YOUR INSTRUCTIONS> Exclude the pictures, then quote exactly the lines from the one holding "Extract all the data from this chart as JSON." through the last line of the records.

--

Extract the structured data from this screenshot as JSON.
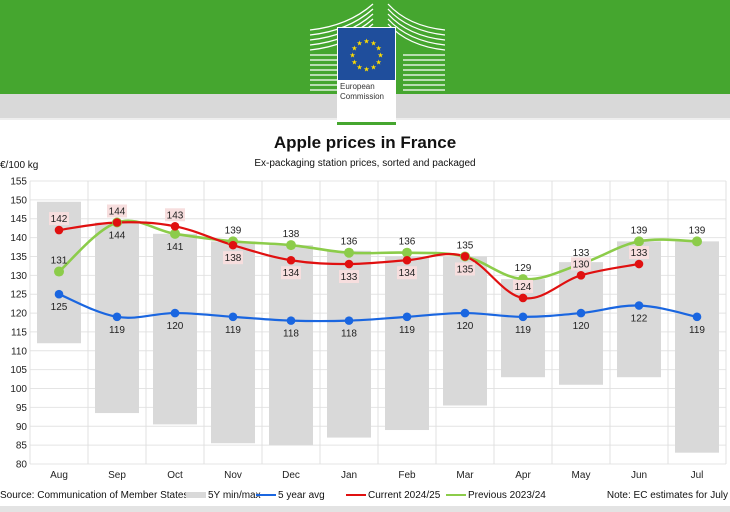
{
  "header": {
    "logo_text_line1": "European",
    "logo_text_line2": "Commission",
    "brand_color": "#45a62f"
  },
  "chart_data": {
    "type": "line",
    "title": "Apple prices in France",
    "subtitle": "Ex-packaging station prices, sorted and packaged",
    "ylabel": "€/100 kg",
    "ylim": [
      80,
      155
    ],
    "yticks": [
      80,
      85,
      90,
      95,
      100,
      105,
      110,
      115,
      120,
      125,
      130,
      135,
      140,
      145,
      150,
      155
    ],
    "grid": true,
    "categories": [
      "Aug",
      "Sep",
      "Oct",
      "Nov",
      "Dec",
      "Jan",
      "Feb",
      "Mar",
      "Apr",
      "May",
      "Jun",
      "Jul"
    ],
    "range": {
      "name": "5Y min/max",
      "color": "#d9d9d9",
      "min": [
        112,
        93.5,
        90.5,
        85.5,
        85,
        87,
        89,
        95.5,
        103,
        101,
        103,
        83
      ],
      "max": [
        149.5,
        144,
        141,
        139,
        138,
        136.5,
        135,
        135,
        129,
        133.5,
        139,
        139
      ]
    },
    "series": [
      {
        "name": "5 year avg",
        "color": "#1a66e0",
        "values": [
          125,
          119,
          120,
          119,
          118,
          118,
          119,
          120,
          119,
          120,
          122,
          119
        ]
      },
      {
        "name": "Current 2024/25",
        "color": "#e01010",
        "values": [
          142,
          144,
          143,
          138,
          134,
          133,
          134,
          135,
          124,
          130,
          133,
          null
        ]
      },
      {
        "name": "Previous 2023/24",
        "color": "#8ccc4a",
        "values": [
          131,
          144,
          141,
          139,
          138,
          136,
          136,
          135,
          129,
          133,
          139,
          139
        ]
      }
    ],
    "legend_position": "bottom"
  },
  "footer": {
    "source": "Source: Communication of Member States",
    "note": "Note: EC estimates for July"
  }
}
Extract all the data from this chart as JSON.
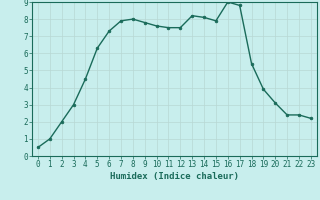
{
  "x": [
    0,
    1,
    2,
    3,
    4,
    5,
    6,
    7,
    8,
    9,
    10,
    11,
    12,
    13,
    14,
    15,
    16,
    17,
    18,
    19,
    20,
    21,
    22,
    23
  ],
  "y": [
    0.5,
    1.0,
    2.0,
    3.0,
    4.5,
    6.3,
    7.3,
    7.9,
    8.0,
    7.8,
    7.6,
    7.5,
    7.5,
    8.2,
    8.1,
    7.9,
    9.0,
    8.8,
    5.4,
    3.9,
    3.1,
    2.4,
    2.4,
    2.2
  ],
  "line_color": "#1a6b5a",
  "marker_color": "#1a6b5a",
  "bg_color": "#c8eeed",
  "grid_color": "#b8d8d4",
  "xlabel": "Humidex (Indice chaleur)",
  "xlim": [
    -0.5,
    23.5
  ],
  "ylim": [
    0,
    9
  ],
  "yticks": [
    0,
    1,
    2,
    3,
    4,
    5,
    6,
    7,
    8,
    9
  ],
  "xticks": [
    0,
    1,
    2,
    3,
    4,
    5,
    6,
    7,
    8,
    9,
    10,
    11,
    12,
    13,
    14,
    15,
    16,
    17,
    18,
    19,
    20,
    21,
    22,
    23
  ],
  "tick_color": "#1a6b5a",
  "xlabel_fontsize": 6.5,
  "tick_fontsize": 5.5,
  "marker_size": 2.0,
  "line_width": 1.0
}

--

SOLUTION TO THIS TASK>
Extract all the data from this chart as JSON.
{
  "x": [
    0,
    1,
    2,
    3,
    4,
    5,
    6,
    7,
    8,
    9,
    10,
    11,
    12,
    13,
    14,
    15,
    16,
    17,
    18,
    19,
    20,
    21,
    22,
    23
  ],
  "y": [
    0.5,
    1.0,
    2.0,
    3.0,
    4.5,
    6.3,
    7.3,
    7.9,
    8.0,
    7.8,
    7.6,
    7.5,
    7.5,
    8.2,
    8.1,
    7.9,
    9.0,
    8.8,
    5.4,
    3.9,
    3.1,
    2.4,
    2.4,
    2.2
  ],
  "line_color": "#1a6b5a",
  "marker_color": "#1a6b5a",
  "bg_color": "#c8eeed",
  "grid_color": "#b8d8d4",
  "xlabel": "Humidex (Indice chaleur)",
  "xlim": [
    -0.5,
    23.5
  ],
  "ylim": [
    0,
    9
  ],
  "yticks": [
    0,
    1,
    2,
    3,
    4,
    5,
    6,
    7,
    8,
    9
  ],
  "xticks": [
    0,
    1,
    2,
    3,
    4,
    5,
    6,
    7,
    8,
    9,
    10,
    11,
    12,
    13,
    14,
    15,
    16,
    17,
    18,
    19,
    20,
    21,
    22,
    23
  ],
  "tick_color": "#1a6b5a",
  "xlabel_fontsize": 6.5,
  "tick_fontsize": 5.5,
  "marker_size": 2.0,
  "line_width": 1.0
}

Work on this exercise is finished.